First, let’s quickly write a (somewhat clumsy) regular function to validate emails:

val EmailRegex = """^.*@.*(\.[a-z]{2,3})$""".r
def checkEmail(address: String) = EmailRegex.pattern.matcher(address).matches

// stuff...

test("Checks against email regex") {
  assert(checkEmail("me@here.net"))
  assert(!checkEmail("missingAtSign.com"))
  assert(!checkEmail("me@missingDomainSuffix"))
  assert(!checkEmail("me@tooShortDomainSuffix.x"))
  assert(!checkEmail("me@tooLongDomainSuffix.abcdefghijk"))
}

Compile-time Email Validation

We can now write a simple macro that validates email literals passed to it at compile time:

def email(address: String) = macro emailImpl

def emailImpl(c: Context)(address: c.Expr[String]): c.Expr[String] = {
  import c.universe._

  address.tree match {
    case Literal(Constant(text: String)) =>
      if (checkEmail(text)) address // Pass, return unchanged literal
      else c.abort(c.enclosingPosition, s"Invalid email: $text")
    case _ => address // Not a literal, can't validate at compile time
  }
}

Our macro can validate literal Strings (such as "you@there.net”) at compile time. However, expressions such as s"$user@$host" are left unchanged as they depend on values known only at runtime.

Note the AST corresponding to a literal string has the form Literal(Constant(..)). We deconstruct this form to extract the actual literal value in the text variable (which we subsequently validate by means of checkEmail()).

If a string fails validation a compile-time error message will be printed. IDE’s such as IntelliJ Idea and Eclipse will show the error message at editing time. Cool!

Icing on the Cake: String Interpolator

So far, we’ve been using a function to validate our email literals. Scala provides a much more legible construct: string interpolators.

Thus, instead of:

val myEmail = email("me@here.net")

we could write:

val myEmail = email"me@here.net"

Ah! This emphasizes the literal nature of the string and greatly improves readability.

String interpolators are not necessarily related to macros. They’re mostly used in their own right to perform string transformation operations.

Let’s say URL-encoding strings becomes a frequent operation. One may then want to write a string interpolator such that, for instance:

assert(urlEncode"Günther Frager" == "G%C3%BCnther+Frager")

The code needed to achieve this would be:

import java.net.URLEncoder

object Interpolators {
    implicit class URLEncode(val sc: StringContext) extends AnyVal {
      def urlEncode(args: Any_*) = URLEncoder.encode(sc.s(args: _*), "UTF-8")
    }
}

Interpolator-based Macro

To turn our email validation macro into a string interpolator we need the following:

import scala.language.experimental.macros
import scala.reflect.macros.blackbox.Context

object Macros {
  val EmailRegex = """^.*@.*(\.[a-z]{2,3})$""".r
  def checkEmail(address: String) = EmailRegex.pattern.matcher(address).matches

  implicit class EmailBuilder(val sc: StringContext) {
    def email(args: Any*) = macro scEmailImpl
    def email0(args: Any*) = sc.s(args: _*)

━━━━━━━━━━━━━━━━━━━━━━━━━━━━━━

*WHAT YOU SHOULD DO:*
Reproduce the passage on Scala email-validation macros word for word, starting with "import scala.language.experimental.macros" and going on through "Any*) = sc.s(args: _*)".

━━━━━━━━━━━━━━━━━━━━━━━━━━━━━━

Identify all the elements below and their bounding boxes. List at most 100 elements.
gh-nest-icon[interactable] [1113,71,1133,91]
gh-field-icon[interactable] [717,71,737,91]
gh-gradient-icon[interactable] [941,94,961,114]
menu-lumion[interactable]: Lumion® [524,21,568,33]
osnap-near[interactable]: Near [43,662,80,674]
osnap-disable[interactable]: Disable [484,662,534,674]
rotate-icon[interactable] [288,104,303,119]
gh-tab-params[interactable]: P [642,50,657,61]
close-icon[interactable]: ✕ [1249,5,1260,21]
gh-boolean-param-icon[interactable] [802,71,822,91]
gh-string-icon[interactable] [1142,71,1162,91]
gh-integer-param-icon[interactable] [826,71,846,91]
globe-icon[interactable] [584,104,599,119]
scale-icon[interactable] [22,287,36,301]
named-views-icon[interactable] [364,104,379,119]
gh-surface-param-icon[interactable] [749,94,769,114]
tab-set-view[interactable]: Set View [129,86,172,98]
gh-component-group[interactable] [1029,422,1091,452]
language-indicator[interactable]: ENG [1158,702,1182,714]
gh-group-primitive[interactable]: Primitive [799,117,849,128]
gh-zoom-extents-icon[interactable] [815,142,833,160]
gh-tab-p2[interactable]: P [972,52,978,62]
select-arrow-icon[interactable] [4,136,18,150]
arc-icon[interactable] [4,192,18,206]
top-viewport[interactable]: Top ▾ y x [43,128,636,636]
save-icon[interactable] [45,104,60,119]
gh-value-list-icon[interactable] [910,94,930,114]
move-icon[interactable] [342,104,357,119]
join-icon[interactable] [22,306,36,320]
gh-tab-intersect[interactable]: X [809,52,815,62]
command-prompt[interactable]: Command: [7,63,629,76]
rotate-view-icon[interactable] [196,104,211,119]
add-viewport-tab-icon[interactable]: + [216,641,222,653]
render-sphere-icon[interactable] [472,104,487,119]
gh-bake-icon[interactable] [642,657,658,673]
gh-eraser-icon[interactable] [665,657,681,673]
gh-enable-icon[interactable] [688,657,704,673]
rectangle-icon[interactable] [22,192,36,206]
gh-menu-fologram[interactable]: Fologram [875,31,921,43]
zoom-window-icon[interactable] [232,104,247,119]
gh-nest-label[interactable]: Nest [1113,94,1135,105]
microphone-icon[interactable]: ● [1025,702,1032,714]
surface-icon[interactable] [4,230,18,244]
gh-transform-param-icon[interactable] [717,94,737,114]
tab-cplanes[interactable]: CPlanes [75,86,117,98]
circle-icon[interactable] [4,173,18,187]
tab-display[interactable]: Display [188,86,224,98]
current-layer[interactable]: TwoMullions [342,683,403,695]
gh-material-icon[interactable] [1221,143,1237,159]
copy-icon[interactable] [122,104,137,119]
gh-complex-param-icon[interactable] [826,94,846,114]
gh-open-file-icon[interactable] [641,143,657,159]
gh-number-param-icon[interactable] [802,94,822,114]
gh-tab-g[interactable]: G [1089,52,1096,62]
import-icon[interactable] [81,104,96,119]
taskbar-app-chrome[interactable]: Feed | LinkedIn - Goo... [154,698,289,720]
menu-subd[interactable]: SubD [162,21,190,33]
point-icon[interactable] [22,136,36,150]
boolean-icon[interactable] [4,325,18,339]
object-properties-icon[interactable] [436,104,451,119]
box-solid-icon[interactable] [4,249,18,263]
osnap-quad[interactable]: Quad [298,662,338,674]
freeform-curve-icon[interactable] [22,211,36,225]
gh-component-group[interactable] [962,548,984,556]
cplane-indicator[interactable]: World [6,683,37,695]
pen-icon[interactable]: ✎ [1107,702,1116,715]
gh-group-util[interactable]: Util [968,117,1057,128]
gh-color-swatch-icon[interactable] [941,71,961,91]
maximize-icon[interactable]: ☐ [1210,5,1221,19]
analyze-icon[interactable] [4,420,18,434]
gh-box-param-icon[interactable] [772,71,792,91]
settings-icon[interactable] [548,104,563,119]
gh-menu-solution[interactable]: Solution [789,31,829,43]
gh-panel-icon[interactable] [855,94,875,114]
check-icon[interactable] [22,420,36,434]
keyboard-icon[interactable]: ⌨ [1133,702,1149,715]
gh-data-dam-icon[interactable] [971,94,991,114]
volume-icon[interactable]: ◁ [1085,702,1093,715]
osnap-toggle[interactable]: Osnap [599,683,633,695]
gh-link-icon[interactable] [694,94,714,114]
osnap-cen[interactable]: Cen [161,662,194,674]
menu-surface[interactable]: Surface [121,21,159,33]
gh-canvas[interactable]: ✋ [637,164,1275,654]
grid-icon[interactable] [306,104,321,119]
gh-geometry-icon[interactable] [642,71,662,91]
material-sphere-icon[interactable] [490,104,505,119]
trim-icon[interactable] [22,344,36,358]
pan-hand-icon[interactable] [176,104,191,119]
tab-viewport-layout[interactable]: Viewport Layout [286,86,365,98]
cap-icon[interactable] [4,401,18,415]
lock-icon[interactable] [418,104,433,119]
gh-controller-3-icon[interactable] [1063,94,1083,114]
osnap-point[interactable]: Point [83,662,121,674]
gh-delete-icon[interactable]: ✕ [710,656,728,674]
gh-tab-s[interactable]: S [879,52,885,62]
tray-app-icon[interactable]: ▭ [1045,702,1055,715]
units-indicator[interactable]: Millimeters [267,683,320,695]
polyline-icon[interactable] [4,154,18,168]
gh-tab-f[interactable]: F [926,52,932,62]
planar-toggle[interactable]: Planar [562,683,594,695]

━━━━━━━━━━━━━━━━━━━━━━━━━━━━━━

*WRITTEN ANSWER:*
import scala.language.experimental.macros
import scala.reflect.macros.blackbox.Context

object Macros {
  val EmailRegex = """^.*@.*(\.[a-z]{2,3})$""".r
  def checkEmail(address: String) = EmailRegex.pattern.matcher(address).matches

  implicit class EmailBuilder(val sc: StringContext) {
    def email(args: Any*) = macro scEmailImpl
    def email0(args: Any*) = sc.s(args: _*)